REQUIREMENT 1:
Using the shareholder information text below, decide whether each statement agrees with it: (a) the ordinary shares are listed on the London Stock Exchange; (b) the interim issue on January 4, 2011 gave 96 C Shares for each ordinary share; (c) the Company holds an investors' seminar twice a year. Answer yes or no for each and quote the words that decide it.
REQUIREMENT 2:
From the shareholder information text below, name every committee whose chairman is available at the AGM to answer shareholders' questions.
REQUIREMENT 3:
Write the next paragraph of the shareholder information text below, picking up after its final sentence.

── PAGE EXCERPT ──

The Company no longer has an authorised share capital having adopted new articles of association on April 28, 2010. On December 31, 2010, there were 1,871,779,201 ordinary shares of 20p each, 23,379,971,475 C Shares of 0.1p each and one Special Share of £1 in issue. The ordinary shares are listed on the London Stock Exchange.
At the AGM on May 6, 2011 the directors will recommend an issue of 96 C Shares with a total nominal value of 9.6 pence for each ordinary share. Together with the interim issue on January 4, 2011 of 64 C Shares for each ordinary share with a total nominal value of 6.4 pence, this is the equivalent of a total annual payment to ordinary shareholders of 16 pence for each ordinary share.
The Company attaches importance to the effectiveness of its communications with shareholders. It publishes an Annual report which is available on the Group’s website. There are also separate reports covering the environment and community relations. The Company maintains a regular dialogue with institutional shareholders and the financial community. This includes presentations of the preliminary and interim results, regular meetings with major shareholders, participation in stockbrokers’ seminars and site visits.
Each year the Company holds an investors’ seminar in order to improve the financial community’s understanding of the Group and to introduce investors to a broader range of management. All shareholders can gain access to these and other presentations, as well as to the Annual report and other information about the Group, on the Group’s website at www.rolls-royce.com.
Holders of ordinary shares may attend the Company’s AGM at which the Company highlights key business developments during the year and at which shareholders have an opportunity to ask questions. The chairmen of the audit, nominations, remuneration, ethics and risk committees are available to answer any questions from shareholders on the work of their committees.

───
── DATA LISTING ──

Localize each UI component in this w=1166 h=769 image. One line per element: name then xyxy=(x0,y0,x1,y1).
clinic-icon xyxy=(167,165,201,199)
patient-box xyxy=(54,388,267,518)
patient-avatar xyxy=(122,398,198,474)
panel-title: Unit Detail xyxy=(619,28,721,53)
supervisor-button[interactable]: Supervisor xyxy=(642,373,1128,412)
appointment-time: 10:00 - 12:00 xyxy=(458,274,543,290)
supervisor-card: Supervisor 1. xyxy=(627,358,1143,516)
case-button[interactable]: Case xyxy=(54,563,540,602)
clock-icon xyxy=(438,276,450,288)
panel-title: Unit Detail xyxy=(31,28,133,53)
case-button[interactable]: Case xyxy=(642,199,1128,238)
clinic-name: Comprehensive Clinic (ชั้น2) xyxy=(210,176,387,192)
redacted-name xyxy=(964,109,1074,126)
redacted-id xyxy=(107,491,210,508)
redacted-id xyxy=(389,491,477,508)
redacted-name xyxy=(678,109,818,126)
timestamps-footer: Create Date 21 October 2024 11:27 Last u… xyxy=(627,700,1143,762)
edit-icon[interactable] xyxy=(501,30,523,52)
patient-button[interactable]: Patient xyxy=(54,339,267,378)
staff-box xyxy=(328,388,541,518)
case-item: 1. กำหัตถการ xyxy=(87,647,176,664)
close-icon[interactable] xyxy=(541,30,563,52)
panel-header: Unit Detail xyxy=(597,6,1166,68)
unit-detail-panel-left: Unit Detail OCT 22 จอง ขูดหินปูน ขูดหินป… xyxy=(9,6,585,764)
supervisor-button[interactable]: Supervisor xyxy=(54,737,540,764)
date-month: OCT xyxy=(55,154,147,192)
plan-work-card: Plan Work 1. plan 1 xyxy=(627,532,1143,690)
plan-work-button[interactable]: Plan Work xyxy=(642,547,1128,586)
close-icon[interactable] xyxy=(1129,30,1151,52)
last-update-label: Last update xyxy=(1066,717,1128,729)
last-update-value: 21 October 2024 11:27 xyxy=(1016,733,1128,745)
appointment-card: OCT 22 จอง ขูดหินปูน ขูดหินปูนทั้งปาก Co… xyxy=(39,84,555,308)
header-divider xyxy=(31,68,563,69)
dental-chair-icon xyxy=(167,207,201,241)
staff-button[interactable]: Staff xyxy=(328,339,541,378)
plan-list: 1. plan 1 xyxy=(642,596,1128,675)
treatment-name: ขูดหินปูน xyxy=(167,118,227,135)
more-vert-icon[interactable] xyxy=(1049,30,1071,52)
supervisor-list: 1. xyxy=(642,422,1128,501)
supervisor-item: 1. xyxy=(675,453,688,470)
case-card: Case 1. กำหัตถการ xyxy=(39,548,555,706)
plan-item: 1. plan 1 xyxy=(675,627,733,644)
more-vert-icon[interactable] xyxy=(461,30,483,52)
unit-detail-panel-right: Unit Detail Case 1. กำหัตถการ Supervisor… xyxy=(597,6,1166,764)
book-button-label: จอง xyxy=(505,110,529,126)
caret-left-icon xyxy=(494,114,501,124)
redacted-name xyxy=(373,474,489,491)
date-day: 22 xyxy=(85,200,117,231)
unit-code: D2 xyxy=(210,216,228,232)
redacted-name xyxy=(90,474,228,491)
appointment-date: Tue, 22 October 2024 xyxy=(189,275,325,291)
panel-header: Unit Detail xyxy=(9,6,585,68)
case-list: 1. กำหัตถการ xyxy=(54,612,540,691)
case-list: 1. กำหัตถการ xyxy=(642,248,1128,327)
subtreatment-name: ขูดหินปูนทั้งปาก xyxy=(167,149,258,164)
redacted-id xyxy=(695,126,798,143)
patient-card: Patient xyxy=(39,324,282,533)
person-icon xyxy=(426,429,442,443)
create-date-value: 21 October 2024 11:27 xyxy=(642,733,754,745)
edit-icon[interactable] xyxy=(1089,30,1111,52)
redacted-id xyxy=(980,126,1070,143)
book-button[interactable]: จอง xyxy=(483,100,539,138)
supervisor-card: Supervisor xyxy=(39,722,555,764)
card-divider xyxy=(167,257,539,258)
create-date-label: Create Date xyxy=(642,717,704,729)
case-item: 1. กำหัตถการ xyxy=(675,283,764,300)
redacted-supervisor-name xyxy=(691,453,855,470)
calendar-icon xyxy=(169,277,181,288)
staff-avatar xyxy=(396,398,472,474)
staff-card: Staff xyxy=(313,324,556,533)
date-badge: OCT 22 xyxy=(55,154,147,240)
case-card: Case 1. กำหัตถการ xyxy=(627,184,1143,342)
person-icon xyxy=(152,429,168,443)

───

WRITTEN REPLY 1:
(a) Yes: "The ordinary shares are listed on the London Stock Exchange."
(b) No: "the interim issue on January 4, 2011 of 64 C Shares for each ordinary share"
(c) No: "Each year the Company holds an investors’ seminar"

WRITTEN REPLY 2:
Audit, nominations, remuneration, ethics, risk

WRITTEN REPLY 3:
The Company confirms that it sends the AGM notice and relevant documentation to all shareholders at least 20 working days before the date of the AGM. For those shareholders who have elected to receive communications electronically, notice is given by email of the availability of documents on the Group’s website. Responsibility for maintaining regular communications with shareholders rests with the executive management team led by the Chief Executive. However, the Board is informed on a regular basis of key shareholder issues, including share price performance, the composition of the shareholder register and market expectations. Independent research is commissioned annually into institutional shareholder perceptions of the Group. The Chairman, the Senior Independent Director and the non-executive directors make themselves available to meet with shareholders as required.
The rights and obligations attaching to the different classes of shares are set out in the Company’s Articles of Association.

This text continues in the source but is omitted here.